Transcribe each record below word for word.

* BEGIN Records for processing *

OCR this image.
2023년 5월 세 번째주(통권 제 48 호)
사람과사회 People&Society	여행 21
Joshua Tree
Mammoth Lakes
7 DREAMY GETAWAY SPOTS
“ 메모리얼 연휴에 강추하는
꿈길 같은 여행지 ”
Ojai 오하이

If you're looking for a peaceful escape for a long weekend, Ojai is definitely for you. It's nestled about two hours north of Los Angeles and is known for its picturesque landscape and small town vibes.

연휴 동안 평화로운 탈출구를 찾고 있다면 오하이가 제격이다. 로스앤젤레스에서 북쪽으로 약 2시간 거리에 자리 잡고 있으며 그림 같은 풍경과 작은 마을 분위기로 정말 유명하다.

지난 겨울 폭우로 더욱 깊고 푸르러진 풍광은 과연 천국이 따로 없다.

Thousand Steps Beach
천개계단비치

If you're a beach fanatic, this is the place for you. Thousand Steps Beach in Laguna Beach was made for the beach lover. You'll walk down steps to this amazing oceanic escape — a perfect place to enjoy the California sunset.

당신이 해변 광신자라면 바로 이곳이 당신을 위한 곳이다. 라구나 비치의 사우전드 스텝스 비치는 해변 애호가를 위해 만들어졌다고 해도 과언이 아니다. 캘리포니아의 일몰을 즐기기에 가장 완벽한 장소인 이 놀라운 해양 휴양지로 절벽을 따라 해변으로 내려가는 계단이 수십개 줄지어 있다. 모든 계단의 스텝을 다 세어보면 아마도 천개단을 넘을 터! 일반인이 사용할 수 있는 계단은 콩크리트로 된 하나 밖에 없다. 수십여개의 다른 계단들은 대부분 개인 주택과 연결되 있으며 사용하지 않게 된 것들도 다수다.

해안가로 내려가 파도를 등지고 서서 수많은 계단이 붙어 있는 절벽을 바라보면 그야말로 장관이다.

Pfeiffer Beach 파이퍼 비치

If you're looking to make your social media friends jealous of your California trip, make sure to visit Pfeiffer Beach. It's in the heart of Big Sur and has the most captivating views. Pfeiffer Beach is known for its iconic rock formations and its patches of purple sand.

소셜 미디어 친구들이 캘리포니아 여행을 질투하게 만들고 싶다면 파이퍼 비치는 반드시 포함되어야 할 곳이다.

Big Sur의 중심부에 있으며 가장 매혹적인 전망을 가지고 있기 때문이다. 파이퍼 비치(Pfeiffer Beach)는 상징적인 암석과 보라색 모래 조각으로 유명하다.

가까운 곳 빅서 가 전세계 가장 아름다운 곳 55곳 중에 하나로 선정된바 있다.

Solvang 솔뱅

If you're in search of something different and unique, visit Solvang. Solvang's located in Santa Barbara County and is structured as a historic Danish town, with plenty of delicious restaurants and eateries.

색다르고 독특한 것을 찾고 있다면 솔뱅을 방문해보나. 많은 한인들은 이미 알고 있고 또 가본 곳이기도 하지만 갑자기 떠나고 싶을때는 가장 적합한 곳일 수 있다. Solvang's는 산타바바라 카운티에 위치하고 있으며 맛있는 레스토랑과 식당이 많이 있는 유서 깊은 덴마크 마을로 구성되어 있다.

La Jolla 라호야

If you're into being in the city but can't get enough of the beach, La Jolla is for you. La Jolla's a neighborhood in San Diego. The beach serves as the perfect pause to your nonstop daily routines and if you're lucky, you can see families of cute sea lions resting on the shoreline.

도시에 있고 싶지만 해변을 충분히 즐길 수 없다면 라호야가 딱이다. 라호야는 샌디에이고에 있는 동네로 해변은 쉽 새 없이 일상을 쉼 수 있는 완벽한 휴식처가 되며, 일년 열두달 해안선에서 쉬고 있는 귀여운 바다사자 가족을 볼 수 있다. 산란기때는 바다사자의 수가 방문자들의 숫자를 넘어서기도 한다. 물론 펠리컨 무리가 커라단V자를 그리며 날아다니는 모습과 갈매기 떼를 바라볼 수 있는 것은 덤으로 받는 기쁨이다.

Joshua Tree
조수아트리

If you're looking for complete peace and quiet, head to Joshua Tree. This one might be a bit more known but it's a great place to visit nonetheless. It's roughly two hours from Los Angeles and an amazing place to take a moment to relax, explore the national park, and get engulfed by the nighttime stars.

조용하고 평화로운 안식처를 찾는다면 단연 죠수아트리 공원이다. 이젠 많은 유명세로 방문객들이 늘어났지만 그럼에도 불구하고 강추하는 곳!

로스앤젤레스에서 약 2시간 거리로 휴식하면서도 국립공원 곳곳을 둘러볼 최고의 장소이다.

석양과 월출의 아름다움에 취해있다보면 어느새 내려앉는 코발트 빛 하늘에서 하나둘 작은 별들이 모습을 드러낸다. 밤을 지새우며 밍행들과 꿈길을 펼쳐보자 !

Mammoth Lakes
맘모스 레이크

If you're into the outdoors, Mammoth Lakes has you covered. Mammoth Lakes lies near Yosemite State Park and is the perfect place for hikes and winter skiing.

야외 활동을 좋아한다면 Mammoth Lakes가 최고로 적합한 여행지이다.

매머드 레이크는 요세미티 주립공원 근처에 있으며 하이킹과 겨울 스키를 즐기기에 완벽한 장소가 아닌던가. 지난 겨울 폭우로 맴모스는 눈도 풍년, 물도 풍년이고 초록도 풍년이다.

* END Records for processing *

Problem solution:
OCR this image.
2023년 5월 세 번째주(통권 제 48 호)
사람과사회 People&Society	여행 21
Joshua Tree
Mammoth Lakes
7 DREAMY GETAWAY SPOTS
“ 메모리얼 연휴에 강추하는
꿈길 같은 여행지 ”
Ojai 오하이

If you're looking for a peaceful escape for a long weekend, Ojai is definitely for you. It's nestled about two hours north of Los Angeles and is known for its picturesque landscape and small town vibes.

연휴 동안 평화로운 탈출구를 찾고 있다면 오하이가 제격이다. 로스앤젤레스에서 북쪽으로 약 2시간 거리에 자리 잡고 있으며 그림 같은 풍경과 작은 마을 분위기로 정말 유명하다.

지난 겨울 폭우로 더욱 깊고 푸르러진 풍광은 과연 천국이 따로 없다.

Thousand Steps Beach
천개계단비치

If you're a beach fanatic, this is the place for you. Thousand Steps Beach in Laguna Beach was made for the beach lover. You'll walk down steps to this amazing oceanic escape — a perfect place to enjoy the California sunset.

당신이 해변 광신자라면 바로 이곳이 당신을 위한 곳이다. 라구나 비치의 사우전드 스텝스 비치는 해변 애호가를 위해 만들어졌다고 해도 과언이 아니다. 캘리포니아의 일몰을 즐기기에 가장 완벽한 장소인 이 놀라운 해양 휴양지로 절벽을 따라 해변으로 내려가는 계단이 수십개 줄지어 있다. 모든 계단의 스텝을 다 세어보면 아마도 천개단을 넘을 터! 일반인이 사용할 수 있는 계단은 콩크리트로 된 하나 밖에 없다. 수십여개의 다른 계단들은 대부분 개인 주택과 연결되 있으며 사용하지 않게 된 것들도 다수다.

해안가로 내려가 파도를 등지고 서서 수많은 계단이 붙어 있는 절벽을 바라보면 그야말로 장관이다.

Pfeiffer Beach 파이퍼 비치

If you're looking to make your social media friends jealous of your California trip, make sure to visit Pfeiffer Beach. It's in the heart of Big Sur and has the most captivating views. Pfeiffer Beach is known for its iconic rock formations and its patches of purple sand.

소셜 미디어 친구들이 캘리포니아 여행을 질투하게 만들고 싶다면 파이퍼 비치는 반드시 포함되어야 할 곳이다.

Big Sur의 중심부에 있으며 가장 매혹적인 전망을 가지고 있기 때문이다. 파이퍼 비치(Pfeiffer Beach)는 상징적인 암석과 보라색 모래 조각으로 유명하다.

가까운 곳 빅서 가 전세계 가장 아름다운 곳 55곳 중에 하나로 선정된바 있다.

Solvang 솔뱅

If you're in search of something different and unique, visit Solvang. Solvang's located in Santa Barbara County and is structured as a historic Danish town, with plenty of delicious restaurants and eateries.

색다르고 독특한 것을 찾고 있다면 솔뱅을 방문해보나. 많은 한인들은 이미 알고 있고 또 가본 곳이기도 하지만 갑자기 떠나고 싶을때는 가장 적합한 곳일 수 있다. Solvang's는 산타바바라 카운티에 위치하고 있으며 맛있는 레스토랑과 식당이 많이 있는 유서 깊은 덴마크 마을로 구성되어 있다.

La Jolla 라호야

If you're into being in the city but can't get enough of the beach, La Jolla is for you. La Jolla's a neighborhood in San Diego. The beach serves as the perfect pause to your nonstop daily routines and if you're lucky, you can see families of cute sea lions resting on the shoreline.

도시에 있고 싶지만 해변을 충분히 즐길 수 없다면 라호야가 딱이다. 라호야는 샌디에이고에 있는 동네로 해변은 쉽 새 없이 일상을 쉼 수 있는 완벽한 휴식처가 되며, 일년 열두달 해안선에서 쉬고 있는 귀여운 바다사자 가족을 볼 수 있다. 산란기때는 바다사자의 수가 방문자들의 숫자를 넘어서기도 한다. 물론 펠리컨 무리가 커라단V자를 그리며 날아다니는 모습과 갈매기 떼를 바라볼 수 있는 것은 덤으로 받는 기쁨이다.

Joshua Tree
조수아트리

If you're looking for complete peace and quiet, head to Joshua Tree. This one might be a bit more known but it's a great place to visit nonetheless. It's roughly two hours from Los Angeles and an amazing place to take a moment to relax, explore the national park, and get engulfed by the nighttime stars.

조용하고 평화로운 안식처를 찾는다면 단연 죠수아트리 공원이다. 이젠 많은 유명세로 방문객들이 늘어났지만 그럼에도 불구하고 강추하는 곳!

로스앤젤레스에서 약 2시간 거리로 휴식하면서도 국립공원 곳곳을 둘러볼 최고의 장소이다.

석양과 월출의 아름다움에 취해있다보면 어느새 내려앉는 코발트 빛 하늘에서 하나둘 작은 별들이 모습을 드러낸다. 밤을 지새우며 밍행들과 꿈길을 펼쳐보자 !

Mammoth Lakes
맘모스 레이크

If you're into the outdoors, Mammoth Lakes has you covered. Mammoth Lakes lies near Yosemite State Park and is the perfect place for hikes and winter skiing.

야외 활동을 좋아한다면 Mammoth Lakes가 최고로 적합한 여행지이다.

매머드 레이크는 요세미티 주립공원 근처에 있으며 하이킹과 겨울 스키를 즐기기에 완벽한 장소가 아닌던가. 지난 겨울 폭우로 맴모스는 눈도 풍년, 물도 풍년이고 초록도 풍년이다.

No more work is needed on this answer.